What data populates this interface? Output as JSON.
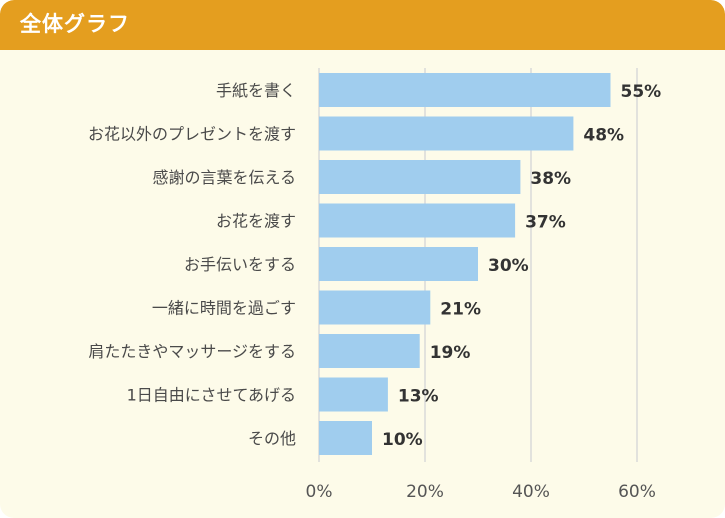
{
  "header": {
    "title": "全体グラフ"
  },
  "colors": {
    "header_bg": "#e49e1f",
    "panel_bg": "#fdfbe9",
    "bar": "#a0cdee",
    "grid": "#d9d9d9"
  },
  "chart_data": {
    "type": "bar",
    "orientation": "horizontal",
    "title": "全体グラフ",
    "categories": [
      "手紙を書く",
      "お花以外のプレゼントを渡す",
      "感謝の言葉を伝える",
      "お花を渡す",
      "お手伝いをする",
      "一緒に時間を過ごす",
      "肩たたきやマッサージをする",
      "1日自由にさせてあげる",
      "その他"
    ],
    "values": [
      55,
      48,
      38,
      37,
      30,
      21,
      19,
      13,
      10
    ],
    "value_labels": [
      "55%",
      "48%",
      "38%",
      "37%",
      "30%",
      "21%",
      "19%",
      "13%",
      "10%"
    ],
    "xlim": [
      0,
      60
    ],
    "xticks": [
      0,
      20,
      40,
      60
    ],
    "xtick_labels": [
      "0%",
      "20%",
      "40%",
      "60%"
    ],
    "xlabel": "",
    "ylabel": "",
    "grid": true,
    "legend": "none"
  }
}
---
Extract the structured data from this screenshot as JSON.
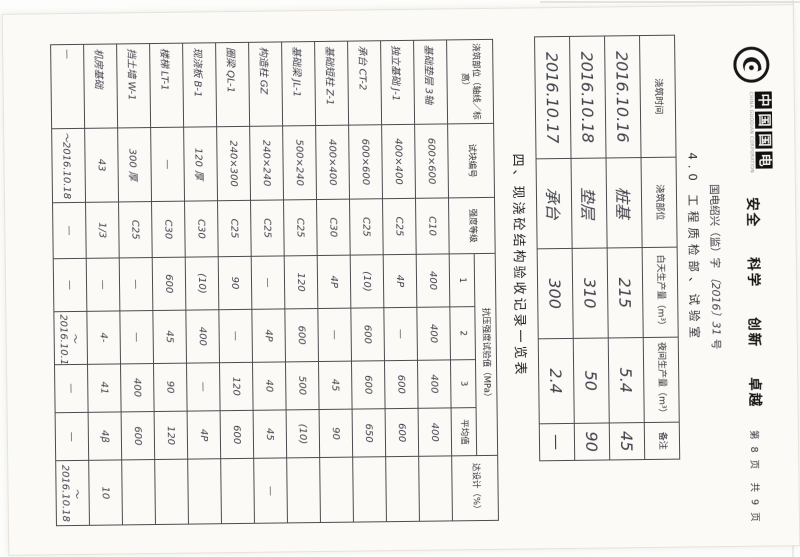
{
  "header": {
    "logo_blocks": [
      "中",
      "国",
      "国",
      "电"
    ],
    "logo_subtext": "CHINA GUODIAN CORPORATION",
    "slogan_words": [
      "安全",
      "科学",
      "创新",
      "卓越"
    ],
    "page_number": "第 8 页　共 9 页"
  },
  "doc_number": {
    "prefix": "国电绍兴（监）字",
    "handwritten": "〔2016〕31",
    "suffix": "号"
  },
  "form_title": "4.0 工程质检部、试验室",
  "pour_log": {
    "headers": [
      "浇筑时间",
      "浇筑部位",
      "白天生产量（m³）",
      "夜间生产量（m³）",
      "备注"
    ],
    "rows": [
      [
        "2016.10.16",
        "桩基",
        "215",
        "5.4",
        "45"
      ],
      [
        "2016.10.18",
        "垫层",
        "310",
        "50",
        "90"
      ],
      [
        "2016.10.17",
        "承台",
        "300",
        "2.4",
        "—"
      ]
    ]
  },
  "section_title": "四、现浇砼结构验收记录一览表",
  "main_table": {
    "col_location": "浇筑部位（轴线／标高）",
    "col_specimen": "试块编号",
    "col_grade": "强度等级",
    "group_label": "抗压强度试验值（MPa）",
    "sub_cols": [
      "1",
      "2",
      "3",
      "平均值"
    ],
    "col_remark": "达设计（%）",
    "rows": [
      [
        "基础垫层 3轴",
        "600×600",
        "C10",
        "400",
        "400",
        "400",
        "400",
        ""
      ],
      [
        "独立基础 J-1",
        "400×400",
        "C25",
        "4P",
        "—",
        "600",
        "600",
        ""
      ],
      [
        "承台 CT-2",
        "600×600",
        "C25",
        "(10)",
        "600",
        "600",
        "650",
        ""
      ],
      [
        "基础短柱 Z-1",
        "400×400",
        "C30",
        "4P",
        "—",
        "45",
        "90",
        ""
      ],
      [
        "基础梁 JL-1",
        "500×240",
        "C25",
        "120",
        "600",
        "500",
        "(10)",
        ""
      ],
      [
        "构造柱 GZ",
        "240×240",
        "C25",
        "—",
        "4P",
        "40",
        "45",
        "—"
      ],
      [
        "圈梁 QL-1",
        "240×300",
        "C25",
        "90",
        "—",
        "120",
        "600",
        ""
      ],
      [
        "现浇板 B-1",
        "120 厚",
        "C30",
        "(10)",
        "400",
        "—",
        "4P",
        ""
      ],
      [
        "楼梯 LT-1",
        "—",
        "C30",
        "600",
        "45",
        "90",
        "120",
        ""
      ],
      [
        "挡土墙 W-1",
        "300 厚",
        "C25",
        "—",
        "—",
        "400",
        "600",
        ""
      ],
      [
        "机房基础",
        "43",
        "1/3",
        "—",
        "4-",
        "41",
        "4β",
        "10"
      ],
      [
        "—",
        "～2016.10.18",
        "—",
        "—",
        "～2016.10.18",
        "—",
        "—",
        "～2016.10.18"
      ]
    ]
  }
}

Objective.
Pick out each line containing the string "JSON" and copy it.

Task solution.
What data populates this interface? Output as JSON.
Extract the structured data from this screenshot as JSON.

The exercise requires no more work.